Below is a forum passage about only children. Reproduce it word for word from "http://www.guardian.co.uk/lifeandstyle/ ... n-bullying" to "someone else's relationship.".

SELECTED PASSAGE:
------------

She said the findings would come as a relief to the parents of only children who often felt guilty about the lack of brothers and sisters.

etc...

http://www.guardian.co.uk/lifeandstyle/ ... n-bullying

I had one younger brother, who liked to pick fights with me. As I was bigger than him, I could normally subdue him, but it was still very annoying. I wanted to say "FFS leave me alone!" (Or words to that effect...)
 
Kondoru said:
I was an only child and very happy with it

You were? Has something changed?

I am an only and although I didn't mind it as a child I am finding it more of an issue as an adult. Now my parents are getting older, and I have no other family, I am worried about what the future holds. It'll be only me who can deal with funeral arrangements, care homes and really the mental support needed when going through issues like that.
Also when I was in my late teens I became increasingly aware that I was living in the middle of someone else's relationship.

------------

SUPPLIED DATA:
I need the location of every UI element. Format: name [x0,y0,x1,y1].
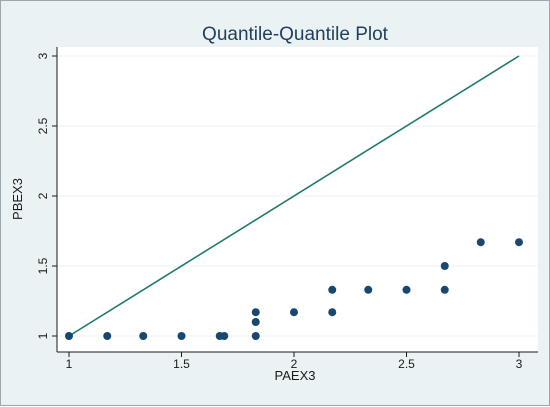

------------

CORRECT ANSWER:
http://www.guardian.co.uk/lifeandstyle/ ... n-bullying

I had one younger brother, who liked to pick fights with me. As I was bigger than him, I could normally subdue him, but it was still very annoying. I wanted to say "FFS leave me alone!" (Or words to that effect...)
 
Kondoru said:
I was an only child and very happy with it

You were? Has something changed?

I am an only and although I didn't mind it as a child I am finding it more of an issue as an adult. Now my parents are getting older, and I have no other family, I am worried about what the future holds. It'll be only me who can deal with funeral arrangements, care homes and really the mental support needed when going through issues like that.
Also when I was in my late teens I became increasingly aware that I was living in the middle of someone else's relationship.